Records contained in a dataset
⁂

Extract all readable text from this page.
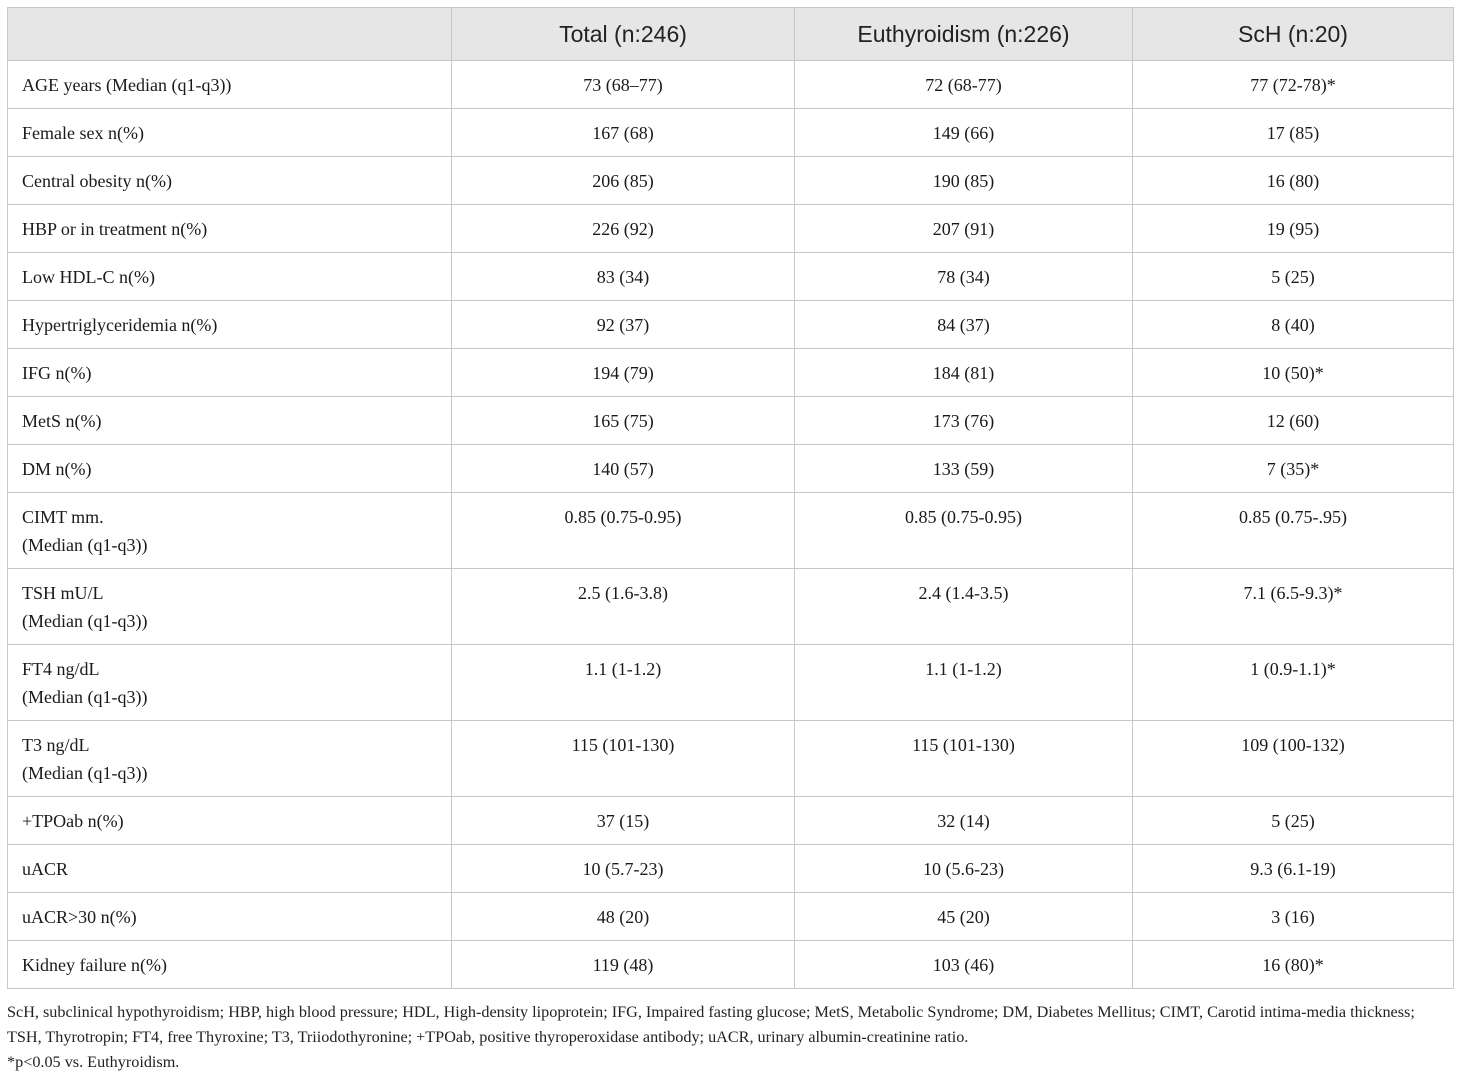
	Total (n:246)	Euthyroidism (n:226)	ScH (n:20)

AGE years (Median (q1-q3))	73 (68–77)	72 (68-77)	77 (72-78)*

Female sex n(%)	167 (68)	149 (66)	17 (85)

Central obesity n(%)	206 (85)	190 (85)	16 (80)

HBP or in treatment n(%)	226 (92)	207 (91)	19 (95)

Low HDL-C n(%)	83 (34)	78 (34)	5 (25)

Hypertriglyceridemia n(%)	92 (37)	84 (37)	8 (40)

IFG n(%)	194 (79)	184 (81)	10 (50)*

MetS n(%)	165 (75)	173 (76)	12 (60)

DM n(%)	140 (57)	133 (59)	7 (35)*

CIMT mm.
(Median (q1-q3))	0.85 (0.75-0.95)	0.85 (0.75-0.95)	0.85 (0.75-.95)

TSH mU/L
(Median (q1-q3))	2.5 (1.6-3.8)	2.4 (1.4-3.5)	7.1 (6.5-9.3)*

FT4 ng/dL
(Median (q1-q3))	1.1 (1-1.2)	1.1 (1-1.2)	1 (0.9-1.1)*

T3 ng/dL
(Median (q1-q3))	115 (101-130)	115 (101-130)	109 (100-132)

+TPOab n(%)	37 (15)	32 (14)	5 (25)

uACR	10 (5.7-23)	10 (5.6-23)	9.3 (6.1-19)

uACR>30 n(%)	48 (20)	45 (20)	3 (16)

Kidney failure n(%)	119 (48)	103 (46)	16 (80)*

ScH, subclinical hypothyroidism; HBP, high blood pressure; HDL, High-density lipoprotein; IFG, Impaired fasting glucose; MetS, Metabolic Syndrome; DM, Diabetes Mellitus; CIMT, Carotid intima-media thickness; TSH, Thyrotropin; FT4, free Thyroxine; T3, Triiodothyronine; +TPOab, positive thyroperoxidase antibody; uACR, urinary albumin-creatinine ratio.

*p<0.05 vs. Euthyroidism.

⁂

_Exercise directions:_ All entries above, minus the pictures, should be repeated exactly.

_Task result:_
Extract all readable text from this page.
	Total (n:246)	Euthyroidism (n:226)	ScH (n:20)

AGE years (Median (q1-q3))	73 (68–77)	72 (68-77)	77 (72-78)*

Female sex n(%)	167 (68)	149 (66)	17 (85)

Central obesity n(%)	206 (85)	190 (85)	16 (80)

HBP or in treatment n(%)	226 (92)	207 (91)	19 (95)

Low HDL-C n(%)	83 (34)	78 (34)	5 (25)

Hypertriglyceridemia n(%)	92 (37)	84 (37)	8 (40)

IFG n(%)	194 (79)	184 (81)	10 (50)*

MetS n(%)	165 (75)	173 (76)	12 (60)

DM n(%)	140 (57)	133 (59)	7 (35)*

CIMT mm.
(Median (q1-q3))	0.85 (0.75-0.95)	0.85 (0.75-0.95)	0.85 (0.75-.95)

TSH mU/L
(Median (q1-q3))	2.5 (1.6-3.8)	2.4 (1.4-3.5)	7.1 (6.5-9.3)*

FT4 ng/dL
(Median (q1-q3))	1.1 (1-1.2)	1.1 (1-1.2)	1 (0.9-1.1)*

T3 ng/dL
(Median (q1-q3))	115 (101-130)	115 (101-130)	109 (100-132)

+TPOab n(%)	37 (15)	32 (14)	5 (25)

uACR	10 (5.7-23)	10 (5.6-23)	9.3 (6.1-19)

uACR>30 n(%)	48 (20)	45 (20)	3 (16)

Kidney failure n(%)	119 (48)	103 (46)	16 (80)*

ScH, subclinical hypothyroidism; HBP, high blood pressure; HDL, High-density lipoprotein; IFG, Impaired fasting glucose; MetS, Metabolic Syndrome; DM, Diabetes Mellitus; CIMT, Carotid intima-media thickness; TSH, Thyrotropin; FT4, free Thyroxine; T3, Triiodothyronine; +TPOab, positive thyroperoxidase antibody; uACR, urinary albumin-creatinine ratio.

*p<0.05 vs. Euthyroidism.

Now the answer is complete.